◆ **EXERCISE PROMPT**: Search the records for "هادئة". Copy every line where it appears.

[Rows from a figure dataset]
::::

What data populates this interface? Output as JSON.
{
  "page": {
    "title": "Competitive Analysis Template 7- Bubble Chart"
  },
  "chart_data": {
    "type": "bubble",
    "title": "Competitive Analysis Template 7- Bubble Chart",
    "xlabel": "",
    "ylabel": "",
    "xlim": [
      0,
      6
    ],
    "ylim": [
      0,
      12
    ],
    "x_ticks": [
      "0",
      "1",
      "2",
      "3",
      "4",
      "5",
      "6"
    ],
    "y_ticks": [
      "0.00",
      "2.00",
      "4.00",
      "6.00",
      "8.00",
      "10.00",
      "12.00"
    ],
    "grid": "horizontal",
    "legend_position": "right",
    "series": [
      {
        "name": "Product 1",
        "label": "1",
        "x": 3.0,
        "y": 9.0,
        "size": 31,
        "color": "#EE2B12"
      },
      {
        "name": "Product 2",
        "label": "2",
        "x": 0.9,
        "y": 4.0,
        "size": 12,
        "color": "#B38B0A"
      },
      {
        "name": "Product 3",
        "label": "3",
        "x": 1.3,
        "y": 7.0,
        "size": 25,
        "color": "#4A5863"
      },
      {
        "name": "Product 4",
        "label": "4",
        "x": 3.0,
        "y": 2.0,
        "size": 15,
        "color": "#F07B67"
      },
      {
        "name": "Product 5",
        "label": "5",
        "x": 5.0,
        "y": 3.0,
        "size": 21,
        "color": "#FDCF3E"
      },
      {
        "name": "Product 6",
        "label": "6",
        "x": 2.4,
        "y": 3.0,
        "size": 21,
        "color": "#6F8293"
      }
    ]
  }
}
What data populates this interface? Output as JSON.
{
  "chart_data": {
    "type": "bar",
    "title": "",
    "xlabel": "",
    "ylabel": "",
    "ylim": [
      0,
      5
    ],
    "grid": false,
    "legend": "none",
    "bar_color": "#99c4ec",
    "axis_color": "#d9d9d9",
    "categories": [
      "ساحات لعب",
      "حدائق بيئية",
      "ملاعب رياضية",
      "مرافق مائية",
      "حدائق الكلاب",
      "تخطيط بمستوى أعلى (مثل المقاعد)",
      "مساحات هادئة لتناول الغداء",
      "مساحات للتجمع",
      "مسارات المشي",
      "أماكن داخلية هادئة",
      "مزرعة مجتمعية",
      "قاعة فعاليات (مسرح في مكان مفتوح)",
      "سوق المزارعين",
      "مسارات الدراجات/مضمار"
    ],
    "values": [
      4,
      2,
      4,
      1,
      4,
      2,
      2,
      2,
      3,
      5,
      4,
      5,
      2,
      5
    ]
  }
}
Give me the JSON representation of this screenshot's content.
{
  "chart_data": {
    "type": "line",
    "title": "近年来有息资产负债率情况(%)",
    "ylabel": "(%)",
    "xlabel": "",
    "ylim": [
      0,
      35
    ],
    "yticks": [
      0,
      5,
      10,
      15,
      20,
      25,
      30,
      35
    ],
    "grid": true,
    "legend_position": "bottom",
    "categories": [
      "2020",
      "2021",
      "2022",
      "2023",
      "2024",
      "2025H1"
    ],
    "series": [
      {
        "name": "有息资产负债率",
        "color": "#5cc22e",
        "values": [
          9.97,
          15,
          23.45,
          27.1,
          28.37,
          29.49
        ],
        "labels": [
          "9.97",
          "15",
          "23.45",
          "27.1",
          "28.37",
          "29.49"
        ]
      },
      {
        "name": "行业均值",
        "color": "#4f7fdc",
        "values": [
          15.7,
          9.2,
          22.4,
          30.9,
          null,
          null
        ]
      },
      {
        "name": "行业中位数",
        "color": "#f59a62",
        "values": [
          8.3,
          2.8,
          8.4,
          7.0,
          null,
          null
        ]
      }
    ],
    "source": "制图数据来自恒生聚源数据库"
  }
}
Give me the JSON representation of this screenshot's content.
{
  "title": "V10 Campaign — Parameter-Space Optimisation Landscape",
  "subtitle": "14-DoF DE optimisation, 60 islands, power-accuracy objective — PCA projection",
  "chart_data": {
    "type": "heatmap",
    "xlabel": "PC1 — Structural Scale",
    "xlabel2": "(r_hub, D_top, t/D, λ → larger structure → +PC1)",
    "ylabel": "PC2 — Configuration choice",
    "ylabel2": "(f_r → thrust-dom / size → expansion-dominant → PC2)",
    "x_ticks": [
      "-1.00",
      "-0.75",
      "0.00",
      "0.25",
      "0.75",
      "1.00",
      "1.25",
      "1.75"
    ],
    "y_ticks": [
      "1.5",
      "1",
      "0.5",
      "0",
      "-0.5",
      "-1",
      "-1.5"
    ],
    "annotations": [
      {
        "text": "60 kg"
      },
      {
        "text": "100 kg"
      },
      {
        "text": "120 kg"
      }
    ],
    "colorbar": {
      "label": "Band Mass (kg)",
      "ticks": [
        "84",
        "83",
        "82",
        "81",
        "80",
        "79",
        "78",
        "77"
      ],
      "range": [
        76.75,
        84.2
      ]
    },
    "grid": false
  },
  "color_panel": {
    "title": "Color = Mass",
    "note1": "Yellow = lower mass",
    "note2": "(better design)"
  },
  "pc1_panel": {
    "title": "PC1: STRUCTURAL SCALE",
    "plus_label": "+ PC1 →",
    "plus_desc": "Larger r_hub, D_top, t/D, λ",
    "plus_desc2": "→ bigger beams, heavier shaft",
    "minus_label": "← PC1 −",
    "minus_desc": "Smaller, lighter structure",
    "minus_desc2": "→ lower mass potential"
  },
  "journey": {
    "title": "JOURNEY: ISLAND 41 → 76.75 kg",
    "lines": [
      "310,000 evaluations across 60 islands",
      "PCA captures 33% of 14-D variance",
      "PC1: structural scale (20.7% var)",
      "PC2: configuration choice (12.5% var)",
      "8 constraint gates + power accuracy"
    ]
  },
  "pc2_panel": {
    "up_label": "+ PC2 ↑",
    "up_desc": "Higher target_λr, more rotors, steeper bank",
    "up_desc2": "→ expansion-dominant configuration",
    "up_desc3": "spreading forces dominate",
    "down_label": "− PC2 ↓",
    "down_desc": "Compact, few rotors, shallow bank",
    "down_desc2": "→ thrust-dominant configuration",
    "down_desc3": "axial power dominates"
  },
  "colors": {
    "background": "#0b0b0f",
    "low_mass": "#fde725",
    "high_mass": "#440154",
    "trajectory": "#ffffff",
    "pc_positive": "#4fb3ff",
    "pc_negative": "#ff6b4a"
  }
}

::::

◆ **ANSWER TO THE EXERCISE**:
      "مساحات هادئة لتناول الغداء",
      "أماكن داخلية هادئة",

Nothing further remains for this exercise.